Search the listing below for the string "into" and show each line that contains it.

(Data excerpts)
══════════════════════════════
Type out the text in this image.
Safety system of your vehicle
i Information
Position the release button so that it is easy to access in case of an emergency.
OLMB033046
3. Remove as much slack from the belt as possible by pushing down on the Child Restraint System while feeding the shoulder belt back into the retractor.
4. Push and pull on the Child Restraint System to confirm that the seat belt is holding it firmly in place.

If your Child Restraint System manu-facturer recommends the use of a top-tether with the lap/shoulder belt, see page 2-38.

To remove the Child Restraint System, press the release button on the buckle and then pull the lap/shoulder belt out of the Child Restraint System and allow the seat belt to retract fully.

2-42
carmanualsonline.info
══════════════════════════════
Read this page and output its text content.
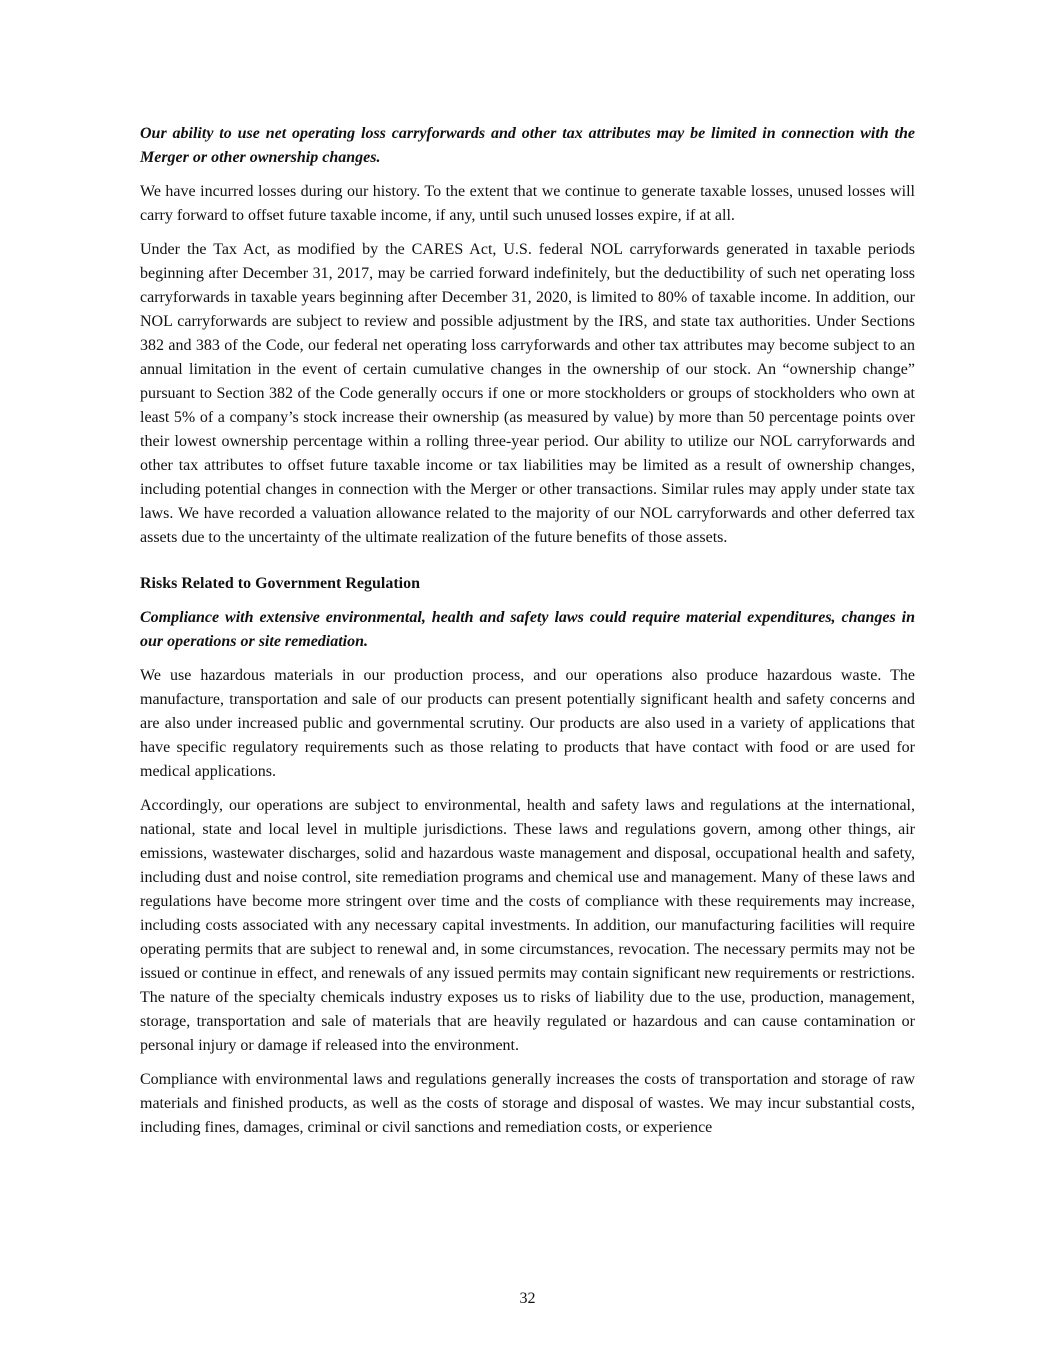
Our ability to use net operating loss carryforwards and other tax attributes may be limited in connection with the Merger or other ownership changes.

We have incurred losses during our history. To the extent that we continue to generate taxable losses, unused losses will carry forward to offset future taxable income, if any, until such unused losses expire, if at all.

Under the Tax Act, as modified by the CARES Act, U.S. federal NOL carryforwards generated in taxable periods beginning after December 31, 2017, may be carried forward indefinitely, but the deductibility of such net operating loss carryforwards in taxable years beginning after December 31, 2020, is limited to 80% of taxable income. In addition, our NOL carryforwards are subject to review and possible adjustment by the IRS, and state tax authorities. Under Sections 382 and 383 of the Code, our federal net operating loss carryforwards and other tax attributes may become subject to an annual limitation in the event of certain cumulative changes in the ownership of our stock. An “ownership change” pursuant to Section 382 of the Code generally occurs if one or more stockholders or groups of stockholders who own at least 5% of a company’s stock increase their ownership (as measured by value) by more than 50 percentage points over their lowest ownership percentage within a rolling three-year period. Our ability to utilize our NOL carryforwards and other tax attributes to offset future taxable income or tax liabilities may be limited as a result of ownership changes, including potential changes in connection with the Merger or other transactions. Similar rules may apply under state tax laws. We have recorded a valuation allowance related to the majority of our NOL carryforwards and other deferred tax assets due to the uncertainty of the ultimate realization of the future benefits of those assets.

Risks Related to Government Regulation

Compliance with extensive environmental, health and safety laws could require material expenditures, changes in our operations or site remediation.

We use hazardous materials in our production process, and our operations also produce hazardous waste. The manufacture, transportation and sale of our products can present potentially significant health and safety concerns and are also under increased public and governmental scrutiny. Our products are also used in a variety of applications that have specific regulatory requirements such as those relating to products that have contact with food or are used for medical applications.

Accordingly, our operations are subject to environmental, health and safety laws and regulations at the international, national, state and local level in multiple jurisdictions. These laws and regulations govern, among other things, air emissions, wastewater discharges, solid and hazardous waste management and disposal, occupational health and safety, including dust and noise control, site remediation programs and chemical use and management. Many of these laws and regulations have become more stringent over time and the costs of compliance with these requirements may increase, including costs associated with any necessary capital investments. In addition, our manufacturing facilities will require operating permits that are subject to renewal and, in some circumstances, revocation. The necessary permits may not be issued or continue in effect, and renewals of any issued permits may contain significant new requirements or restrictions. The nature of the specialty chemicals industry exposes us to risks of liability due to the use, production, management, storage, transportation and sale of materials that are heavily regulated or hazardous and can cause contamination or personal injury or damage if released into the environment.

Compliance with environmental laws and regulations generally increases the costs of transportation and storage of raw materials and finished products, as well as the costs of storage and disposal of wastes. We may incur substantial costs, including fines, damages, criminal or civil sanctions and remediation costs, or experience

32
══════════════════════════════
_FINAL RESULT_:
3. Remove as much slack from the belt as possible by pushing down on the Child Restraint System while feeding the shoulder belt back into the retractor.
Accordingly, our operations are subject to environmental, health and safety laws and regulations at the international, national, state and local level in multiple jurisdictions. These laws and regulations govern, among other things, air emissions, wastewater discharges, solid and hazardous waste management and disposal, occupational health and safety, including dust and noise control, site remediation programs and chemical use and management. Many of these laws and regulations have become more stringent over time and the costs of compliance with these requirements may increase, including costs associated with any necessary capital investments. In addition, our manufacturing facilities will require operating permits that are subject to renewal and, in some circumstances, revocation. The necessary permits may not be issued or continue in effect, and renewals of any issued permits may contain significant new requirements or restrictions. The nature of the specialty chemicals industry exposes us to risks of liability due to the use, production, management, storage, transportation and sale of materials that are heavily regulated or hazardous and can cause contamination or personal injury or damage if released into the environment.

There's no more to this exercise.